Every line with the word "John" in it should be extracted from the data that follows.

Records from a dataset:
>> Start
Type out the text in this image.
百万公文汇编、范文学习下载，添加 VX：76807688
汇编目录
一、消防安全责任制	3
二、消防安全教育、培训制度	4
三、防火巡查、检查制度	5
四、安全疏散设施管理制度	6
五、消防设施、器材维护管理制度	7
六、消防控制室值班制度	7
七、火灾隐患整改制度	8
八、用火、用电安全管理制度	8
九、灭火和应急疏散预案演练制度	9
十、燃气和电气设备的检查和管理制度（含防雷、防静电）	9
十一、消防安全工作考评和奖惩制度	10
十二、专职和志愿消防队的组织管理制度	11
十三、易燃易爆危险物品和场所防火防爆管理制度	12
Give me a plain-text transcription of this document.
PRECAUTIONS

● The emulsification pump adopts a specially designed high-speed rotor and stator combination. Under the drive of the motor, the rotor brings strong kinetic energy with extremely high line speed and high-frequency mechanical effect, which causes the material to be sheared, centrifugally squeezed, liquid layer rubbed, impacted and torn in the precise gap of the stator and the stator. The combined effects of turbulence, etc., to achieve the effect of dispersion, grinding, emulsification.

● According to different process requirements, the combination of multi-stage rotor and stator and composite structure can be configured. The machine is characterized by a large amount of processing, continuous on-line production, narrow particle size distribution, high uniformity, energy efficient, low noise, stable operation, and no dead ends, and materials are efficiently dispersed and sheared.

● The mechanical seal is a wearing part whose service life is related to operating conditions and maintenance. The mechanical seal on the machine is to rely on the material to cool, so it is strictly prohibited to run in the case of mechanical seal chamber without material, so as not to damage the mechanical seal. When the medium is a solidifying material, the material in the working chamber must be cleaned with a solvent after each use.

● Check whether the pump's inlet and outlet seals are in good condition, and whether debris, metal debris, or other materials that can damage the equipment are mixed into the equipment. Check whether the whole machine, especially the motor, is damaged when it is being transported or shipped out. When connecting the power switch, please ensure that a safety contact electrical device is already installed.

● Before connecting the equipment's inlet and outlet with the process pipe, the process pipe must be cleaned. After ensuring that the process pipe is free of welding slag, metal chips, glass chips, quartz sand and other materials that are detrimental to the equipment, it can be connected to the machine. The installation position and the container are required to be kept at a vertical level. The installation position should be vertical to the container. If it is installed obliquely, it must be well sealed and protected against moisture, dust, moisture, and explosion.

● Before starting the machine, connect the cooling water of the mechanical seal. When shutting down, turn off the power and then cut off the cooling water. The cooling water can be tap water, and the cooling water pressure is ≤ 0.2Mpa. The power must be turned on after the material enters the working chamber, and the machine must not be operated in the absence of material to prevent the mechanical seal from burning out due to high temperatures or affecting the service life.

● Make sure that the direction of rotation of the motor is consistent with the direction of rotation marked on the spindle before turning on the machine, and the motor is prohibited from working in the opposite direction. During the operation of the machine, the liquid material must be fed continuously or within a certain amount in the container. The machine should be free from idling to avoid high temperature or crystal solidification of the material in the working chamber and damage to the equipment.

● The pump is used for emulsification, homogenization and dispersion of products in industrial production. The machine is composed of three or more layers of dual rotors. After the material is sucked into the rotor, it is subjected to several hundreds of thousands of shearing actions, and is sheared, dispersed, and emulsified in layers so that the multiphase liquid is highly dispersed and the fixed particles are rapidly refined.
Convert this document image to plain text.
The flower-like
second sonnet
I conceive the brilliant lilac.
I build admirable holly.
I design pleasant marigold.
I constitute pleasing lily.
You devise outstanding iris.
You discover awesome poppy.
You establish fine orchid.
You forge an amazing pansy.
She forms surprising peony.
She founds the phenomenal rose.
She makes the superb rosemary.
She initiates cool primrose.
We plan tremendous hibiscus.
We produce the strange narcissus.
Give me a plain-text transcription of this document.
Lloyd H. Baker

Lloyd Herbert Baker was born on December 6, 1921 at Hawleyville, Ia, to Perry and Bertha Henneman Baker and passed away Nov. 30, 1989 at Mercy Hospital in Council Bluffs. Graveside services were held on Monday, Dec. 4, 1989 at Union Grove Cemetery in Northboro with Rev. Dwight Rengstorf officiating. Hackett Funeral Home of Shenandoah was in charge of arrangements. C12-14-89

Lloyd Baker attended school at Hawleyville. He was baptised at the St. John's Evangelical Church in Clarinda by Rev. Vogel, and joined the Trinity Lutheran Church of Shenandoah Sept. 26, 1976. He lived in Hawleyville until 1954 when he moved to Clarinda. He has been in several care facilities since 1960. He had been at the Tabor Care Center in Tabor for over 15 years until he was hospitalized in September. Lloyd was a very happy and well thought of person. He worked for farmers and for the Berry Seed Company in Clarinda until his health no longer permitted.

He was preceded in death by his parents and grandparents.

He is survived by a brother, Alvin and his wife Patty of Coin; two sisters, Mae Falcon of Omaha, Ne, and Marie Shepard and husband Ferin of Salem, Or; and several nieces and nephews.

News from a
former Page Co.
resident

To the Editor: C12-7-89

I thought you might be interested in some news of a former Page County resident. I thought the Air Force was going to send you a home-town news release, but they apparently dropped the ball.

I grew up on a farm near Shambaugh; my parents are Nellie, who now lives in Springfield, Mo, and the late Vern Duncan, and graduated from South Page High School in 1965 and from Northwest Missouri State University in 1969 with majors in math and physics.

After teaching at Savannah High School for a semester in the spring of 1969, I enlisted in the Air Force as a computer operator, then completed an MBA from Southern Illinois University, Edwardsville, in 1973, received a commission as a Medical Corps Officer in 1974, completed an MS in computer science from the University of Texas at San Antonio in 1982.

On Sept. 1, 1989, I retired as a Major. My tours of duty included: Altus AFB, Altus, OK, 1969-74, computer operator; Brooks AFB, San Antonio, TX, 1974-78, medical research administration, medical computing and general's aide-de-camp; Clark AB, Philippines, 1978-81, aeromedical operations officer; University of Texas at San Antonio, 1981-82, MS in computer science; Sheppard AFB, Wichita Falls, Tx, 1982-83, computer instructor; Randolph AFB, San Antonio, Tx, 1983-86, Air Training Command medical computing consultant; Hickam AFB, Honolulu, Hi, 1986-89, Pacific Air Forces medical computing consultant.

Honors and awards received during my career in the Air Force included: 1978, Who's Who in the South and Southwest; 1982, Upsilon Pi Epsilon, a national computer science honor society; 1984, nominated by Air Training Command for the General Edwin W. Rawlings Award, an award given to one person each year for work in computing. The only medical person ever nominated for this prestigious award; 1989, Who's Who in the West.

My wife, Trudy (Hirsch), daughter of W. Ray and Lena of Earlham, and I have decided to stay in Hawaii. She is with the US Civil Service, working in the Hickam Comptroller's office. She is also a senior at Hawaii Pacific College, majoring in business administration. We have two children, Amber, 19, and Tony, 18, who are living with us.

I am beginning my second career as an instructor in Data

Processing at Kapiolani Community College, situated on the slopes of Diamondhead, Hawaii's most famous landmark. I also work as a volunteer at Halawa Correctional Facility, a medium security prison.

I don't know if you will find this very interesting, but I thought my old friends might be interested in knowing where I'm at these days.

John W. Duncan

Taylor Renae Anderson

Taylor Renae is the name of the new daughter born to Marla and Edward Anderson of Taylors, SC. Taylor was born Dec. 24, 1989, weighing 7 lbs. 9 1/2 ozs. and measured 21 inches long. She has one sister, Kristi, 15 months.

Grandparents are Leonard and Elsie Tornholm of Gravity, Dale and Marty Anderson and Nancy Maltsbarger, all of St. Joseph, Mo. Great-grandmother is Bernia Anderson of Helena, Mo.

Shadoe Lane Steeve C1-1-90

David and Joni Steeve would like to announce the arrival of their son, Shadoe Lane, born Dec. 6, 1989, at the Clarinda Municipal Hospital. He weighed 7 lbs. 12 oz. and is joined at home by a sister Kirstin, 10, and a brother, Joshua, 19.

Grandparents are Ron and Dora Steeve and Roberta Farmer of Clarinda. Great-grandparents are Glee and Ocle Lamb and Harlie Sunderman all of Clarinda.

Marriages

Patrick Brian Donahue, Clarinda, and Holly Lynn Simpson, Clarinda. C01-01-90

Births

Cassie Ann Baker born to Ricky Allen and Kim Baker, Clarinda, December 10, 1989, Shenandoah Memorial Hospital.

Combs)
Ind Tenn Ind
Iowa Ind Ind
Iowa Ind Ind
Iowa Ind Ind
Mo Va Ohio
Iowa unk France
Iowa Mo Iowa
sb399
>> End
EXERCISE SOLUTION |
Lloyd Baker attended school at Hawleyville. He was baptised at the St. John's Evangelical Church in Clarinda by Rev. Vogel, and joined the Trinity Lutheran Church of Shenandoah Sept. 26, 1976. He lived in Hawleyville until 1954 when he moved to Clarinda. He has been in several care facilities since 1960. He had been at the Tabor Care Center in Tabor for over 15 years until he was hospitalized in September. Lloyd was a very happy and well thought of person. He worked for farmers and for the Berry Seed Company in Clarinda until his health no longer permitted.
John W. Duncan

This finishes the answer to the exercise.